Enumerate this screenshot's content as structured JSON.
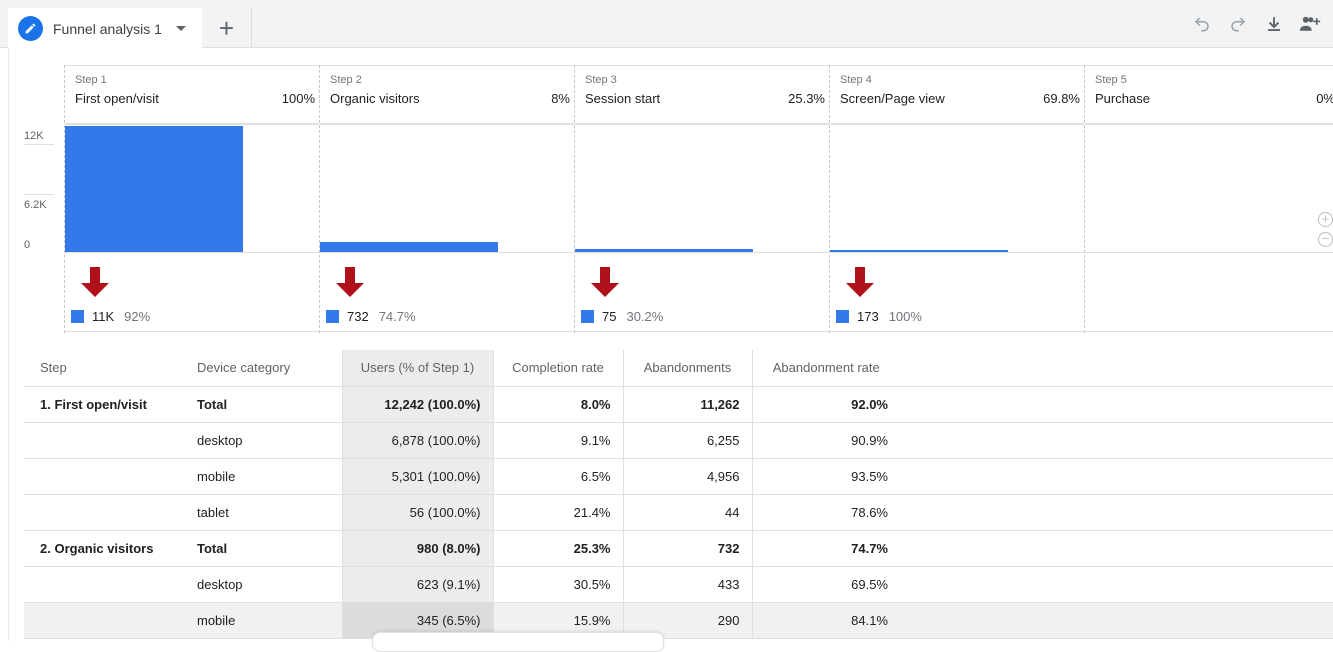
{
  "tab": {
    "title": "Funnel analysis 1",
    "add_label": "+"
  },
  "toolbar": {
    "icons": [
      "undo-icon",
      "redo-icon",
      "download-icon",
      "share-icon"
    ]
  },
  "chart_data": {
    "type": "bar",
    "y_ticks": [
      "12K",
      "6.2K",
      "0"
    ],
    "ylim": [
      0,
      12242
    ],
    "steps": [
      {
        "step": "Step 1",
        "name": "First open/visit",
        "pct": "100%",
        "users": 12242,
        "abandon": "11K",
        "abandon_rate": "92%"
      },
      {
        "step": "Step 2",
        "name": "Organic visitors",
        "pct": "8%",
        "users": 980,
        "abandon": "732",
        "abandon_rate": "74.7%"
      },
      {
        "step": "Step 3",
        "name": "Session start",
        "pct": "25.3%",
        "users": 248,
        "abandon": "75",
        "abandon_rate": "30.2%"
      },
      {
        "step": "Step 4",
        "name": "Screen/Page view",
        "pct": "69.8%",
        "users": 173,
        "abandon": "173",
        "abandon_rate": "100%"
      },
      {
        "step": "Step 5",
        "name": "Purchase",
        "pct": "0%",
        "users": 0
      }
    ],
    "colors": {
      "bar": "#3479e9",
      "arrow": "#b0101a"
    }
  },
  "table": {
    "headers": [
      "Step",
      "Device category",
      "Users (% of Step 1)",
      "Completion rate",
      "Abandonments",
      "Abandonment rate"
    ],
    "rows": [
      {
        "step": "1. First open/visit",
        "device": "Total",
        "users": "12,242 (100.0%)",
        "completion": "8.0%",
        "abandon": "11,262",
        "rate": "92.0%"
      },
      {
        "step": "",
        "device": "desktop",
        "users": "6,878 (100.0%)",
        "completion": "9.1%",
        "abandon": "6,255",
        "rate": "90.9%"
      },
      {
        "step": "",
        "device": "mobile",
        "users": "5,301 (100.0%)",
        "completion": "6.5%",
        "abandon": "4,956",
        "rate": "93.5%"
      },
      {
        "step": "",
        "device": "tablet",
        "users": "56 (100.0%)",
        "completion": "21.4%",
        "abandon": "44",
        "rate": "78.6%"
      },
      {
        "step": "2. Organic visitors",
        "device": "Total",
        "users": "980 (8.0%)",
        "completion": "25.3%",
        "abandon": "732",
        "rate": "74.7%"
      },
      {
        "step": "",
        "device": "desktop",
        "users": "623 (9.1%)",
        "completion": "30.5%",
        "abandon": "433",
        "rate": "69.5%"
      },
      {
        "step": "",
        "device": "mobile",
        "users": "345 (6.5%)",
        "completion": "15.9%",
        "abandon": "290",
        "rate": "84.1%"
      }
    ]
  }
}
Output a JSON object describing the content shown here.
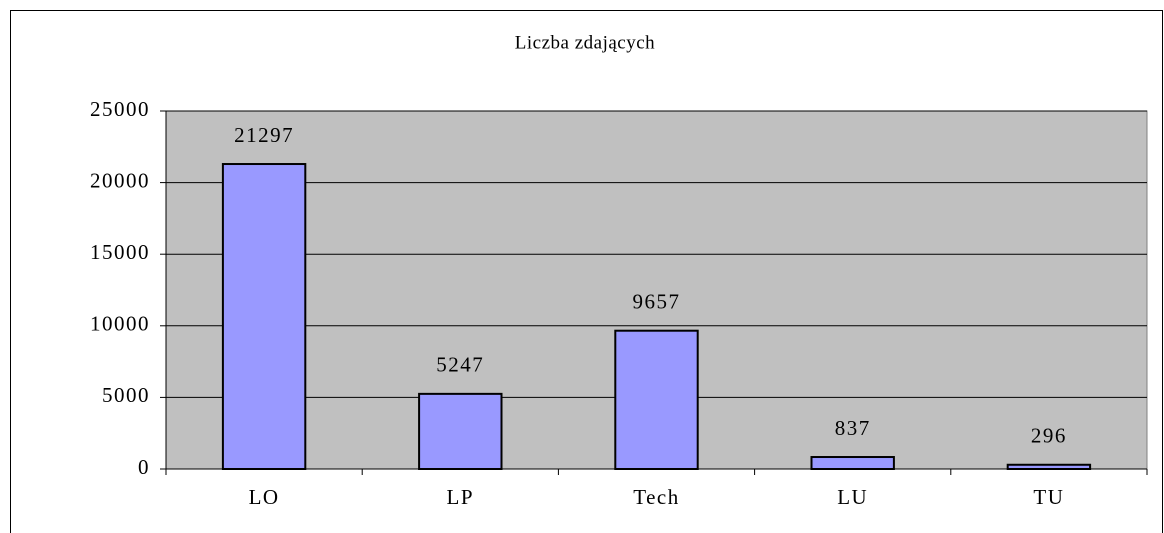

GIVEN EXERCISE: Using the material above, gather every line that includes "open".

EXERCISE ANSWER:
        "name": "First open/visit",
        "step": "1. First open/visit",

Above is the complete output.